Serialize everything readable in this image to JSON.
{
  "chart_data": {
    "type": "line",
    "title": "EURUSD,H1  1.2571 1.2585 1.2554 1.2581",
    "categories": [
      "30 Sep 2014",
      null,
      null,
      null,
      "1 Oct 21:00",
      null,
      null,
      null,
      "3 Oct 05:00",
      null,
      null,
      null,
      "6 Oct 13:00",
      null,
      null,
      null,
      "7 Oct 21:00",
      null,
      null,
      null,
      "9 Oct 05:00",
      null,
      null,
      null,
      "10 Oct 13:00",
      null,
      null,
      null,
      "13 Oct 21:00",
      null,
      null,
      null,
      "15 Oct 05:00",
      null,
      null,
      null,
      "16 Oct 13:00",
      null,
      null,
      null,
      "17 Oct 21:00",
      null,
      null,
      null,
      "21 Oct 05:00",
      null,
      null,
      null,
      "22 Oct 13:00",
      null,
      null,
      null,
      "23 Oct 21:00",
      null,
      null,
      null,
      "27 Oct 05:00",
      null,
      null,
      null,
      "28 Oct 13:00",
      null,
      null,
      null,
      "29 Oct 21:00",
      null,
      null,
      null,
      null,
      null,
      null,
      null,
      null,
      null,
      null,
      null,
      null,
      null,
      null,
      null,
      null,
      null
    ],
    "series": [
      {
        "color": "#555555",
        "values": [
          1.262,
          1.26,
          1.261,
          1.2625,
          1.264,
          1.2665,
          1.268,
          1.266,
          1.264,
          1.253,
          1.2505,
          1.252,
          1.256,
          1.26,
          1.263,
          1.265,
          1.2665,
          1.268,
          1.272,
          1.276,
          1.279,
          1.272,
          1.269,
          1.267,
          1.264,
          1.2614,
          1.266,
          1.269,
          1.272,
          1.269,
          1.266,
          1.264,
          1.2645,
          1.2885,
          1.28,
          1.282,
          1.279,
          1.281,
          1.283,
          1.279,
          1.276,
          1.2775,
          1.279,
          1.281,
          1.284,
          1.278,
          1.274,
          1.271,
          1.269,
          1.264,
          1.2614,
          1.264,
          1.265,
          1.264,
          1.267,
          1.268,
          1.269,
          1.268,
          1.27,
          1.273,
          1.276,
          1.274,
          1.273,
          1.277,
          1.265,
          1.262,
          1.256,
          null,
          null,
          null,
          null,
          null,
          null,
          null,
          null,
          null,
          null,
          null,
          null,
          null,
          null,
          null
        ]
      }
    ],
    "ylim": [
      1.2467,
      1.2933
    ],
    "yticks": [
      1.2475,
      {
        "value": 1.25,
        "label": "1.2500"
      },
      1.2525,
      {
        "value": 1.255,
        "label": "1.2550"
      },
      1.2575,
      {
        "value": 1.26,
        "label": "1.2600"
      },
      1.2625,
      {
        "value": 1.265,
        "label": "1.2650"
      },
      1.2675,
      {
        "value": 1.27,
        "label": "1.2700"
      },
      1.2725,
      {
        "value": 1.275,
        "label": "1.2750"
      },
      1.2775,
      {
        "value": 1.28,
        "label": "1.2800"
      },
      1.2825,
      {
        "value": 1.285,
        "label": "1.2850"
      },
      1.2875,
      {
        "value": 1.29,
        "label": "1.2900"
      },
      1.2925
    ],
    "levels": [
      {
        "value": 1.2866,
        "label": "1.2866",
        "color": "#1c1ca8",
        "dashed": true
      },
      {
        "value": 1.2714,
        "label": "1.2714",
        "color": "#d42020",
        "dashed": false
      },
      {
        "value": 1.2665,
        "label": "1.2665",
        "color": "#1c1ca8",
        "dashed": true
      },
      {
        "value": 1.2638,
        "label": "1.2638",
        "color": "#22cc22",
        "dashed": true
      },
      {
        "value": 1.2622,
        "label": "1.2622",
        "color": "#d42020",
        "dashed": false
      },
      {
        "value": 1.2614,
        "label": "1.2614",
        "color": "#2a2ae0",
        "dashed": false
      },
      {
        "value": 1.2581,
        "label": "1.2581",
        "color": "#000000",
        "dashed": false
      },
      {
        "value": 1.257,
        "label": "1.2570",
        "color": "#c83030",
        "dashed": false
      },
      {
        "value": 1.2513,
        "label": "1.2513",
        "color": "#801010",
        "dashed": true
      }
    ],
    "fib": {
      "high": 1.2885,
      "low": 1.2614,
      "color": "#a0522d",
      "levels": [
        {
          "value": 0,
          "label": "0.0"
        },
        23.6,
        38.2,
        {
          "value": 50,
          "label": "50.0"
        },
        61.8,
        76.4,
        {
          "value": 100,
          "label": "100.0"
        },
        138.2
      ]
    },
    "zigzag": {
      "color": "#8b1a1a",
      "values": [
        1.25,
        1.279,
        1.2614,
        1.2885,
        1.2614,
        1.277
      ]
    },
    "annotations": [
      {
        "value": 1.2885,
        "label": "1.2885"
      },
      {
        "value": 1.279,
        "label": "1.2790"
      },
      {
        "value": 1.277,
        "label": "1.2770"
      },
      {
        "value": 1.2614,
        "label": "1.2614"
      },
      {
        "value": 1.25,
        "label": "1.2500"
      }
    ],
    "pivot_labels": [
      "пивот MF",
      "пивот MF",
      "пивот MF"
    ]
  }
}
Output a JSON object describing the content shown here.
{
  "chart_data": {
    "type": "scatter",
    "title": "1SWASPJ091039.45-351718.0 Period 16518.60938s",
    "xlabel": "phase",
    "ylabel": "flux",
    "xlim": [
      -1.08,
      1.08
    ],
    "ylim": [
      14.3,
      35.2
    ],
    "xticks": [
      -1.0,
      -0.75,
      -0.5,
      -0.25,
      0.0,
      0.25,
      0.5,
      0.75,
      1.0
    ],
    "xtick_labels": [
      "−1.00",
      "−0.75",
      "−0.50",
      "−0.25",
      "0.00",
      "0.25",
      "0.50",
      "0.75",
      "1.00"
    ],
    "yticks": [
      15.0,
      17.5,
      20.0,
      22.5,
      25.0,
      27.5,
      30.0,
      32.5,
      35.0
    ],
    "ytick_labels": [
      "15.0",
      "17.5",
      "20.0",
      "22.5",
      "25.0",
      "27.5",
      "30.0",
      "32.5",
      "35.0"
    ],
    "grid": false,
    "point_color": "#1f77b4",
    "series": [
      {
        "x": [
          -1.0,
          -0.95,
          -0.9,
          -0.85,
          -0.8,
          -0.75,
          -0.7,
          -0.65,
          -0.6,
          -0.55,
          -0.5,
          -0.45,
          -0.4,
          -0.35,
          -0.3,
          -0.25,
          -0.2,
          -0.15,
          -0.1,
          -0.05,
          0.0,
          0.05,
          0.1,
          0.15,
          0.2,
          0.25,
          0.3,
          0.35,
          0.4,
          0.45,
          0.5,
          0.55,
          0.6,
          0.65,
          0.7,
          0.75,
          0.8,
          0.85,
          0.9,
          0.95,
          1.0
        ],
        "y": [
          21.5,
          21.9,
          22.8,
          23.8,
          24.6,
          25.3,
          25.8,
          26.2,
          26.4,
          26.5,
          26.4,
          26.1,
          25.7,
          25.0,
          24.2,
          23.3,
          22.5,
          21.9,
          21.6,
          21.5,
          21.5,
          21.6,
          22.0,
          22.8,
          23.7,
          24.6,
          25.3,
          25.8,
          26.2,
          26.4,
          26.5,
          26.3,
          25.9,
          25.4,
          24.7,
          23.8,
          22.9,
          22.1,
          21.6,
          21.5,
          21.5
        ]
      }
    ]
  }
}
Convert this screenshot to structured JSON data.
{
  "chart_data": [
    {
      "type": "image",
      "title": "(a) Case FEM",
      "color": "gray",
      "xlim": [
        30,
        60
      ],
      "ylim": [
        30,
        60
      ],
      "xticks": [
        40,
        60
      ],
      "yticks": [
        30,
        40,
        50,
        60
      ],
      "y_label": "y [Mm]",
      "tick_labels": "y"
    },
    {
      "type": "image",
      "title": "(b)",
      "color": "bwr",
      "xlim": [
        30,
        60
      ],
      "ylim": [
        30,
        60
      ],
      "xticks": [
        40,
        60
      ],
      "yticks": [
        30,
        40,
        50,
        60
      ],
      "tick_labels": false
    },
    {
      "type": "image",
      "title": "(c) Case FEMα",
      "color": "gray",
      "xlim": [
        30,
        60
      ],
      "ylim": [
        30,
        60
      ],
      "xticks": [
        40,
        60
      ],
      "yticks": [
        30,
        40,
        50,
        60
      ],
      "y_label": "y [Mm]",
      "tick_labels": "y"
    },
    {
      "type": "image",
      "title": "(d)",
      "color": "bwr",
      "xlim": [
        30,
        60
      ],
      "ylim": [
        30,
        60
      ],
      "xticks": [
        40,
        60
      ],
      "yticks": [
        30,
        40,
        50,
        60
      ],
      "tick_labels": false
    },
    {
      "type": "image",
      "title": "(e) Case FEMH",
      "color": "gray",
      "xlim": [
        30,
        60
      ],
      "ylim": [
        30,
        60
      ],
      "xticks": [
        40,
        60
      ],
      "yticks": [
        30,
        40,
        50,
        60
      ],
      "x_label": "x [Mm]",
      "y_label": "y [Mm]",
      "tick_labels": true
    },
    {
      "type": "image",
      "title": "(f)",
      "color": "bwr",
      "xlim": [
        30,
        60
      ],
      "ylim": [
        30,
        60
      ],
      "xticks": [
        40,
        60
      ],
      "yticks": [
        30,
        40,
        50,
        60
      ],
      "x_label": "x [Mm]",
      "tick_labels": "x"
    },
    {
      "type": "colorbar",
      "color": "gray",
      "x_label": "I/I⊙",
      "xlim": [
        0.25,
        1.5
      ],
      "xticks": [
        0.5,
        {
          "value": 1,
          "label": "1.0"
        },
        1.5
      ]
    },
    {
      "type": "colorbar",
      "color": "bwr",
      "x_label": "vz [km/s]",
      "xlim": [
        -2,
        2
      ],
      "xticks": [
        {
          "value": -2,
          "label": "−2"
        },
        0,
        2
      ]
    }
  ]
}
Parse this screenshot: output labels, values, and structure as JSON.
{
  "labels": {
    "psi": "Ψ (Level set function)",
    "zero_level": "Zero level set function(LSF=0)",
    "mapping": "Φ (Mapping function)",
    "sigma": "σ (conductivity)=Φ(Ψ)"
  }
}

• [What you should do] Give back exactly the lines from the line holding "Parse this screenshot: output" through the last line of the listing, including both.

• [Final result]
Parse this screenshot: output labels, values, and structure as JSON.
{
  "labels": {
    "psi": "Ψ (Level set function)",
    "zero_level": "Zero level set function(LSF=0)",
    "mapping": "Φ (Mapping function)",
    "sigma": "σ (conductivity)=Φ(Ψ)"
  }
}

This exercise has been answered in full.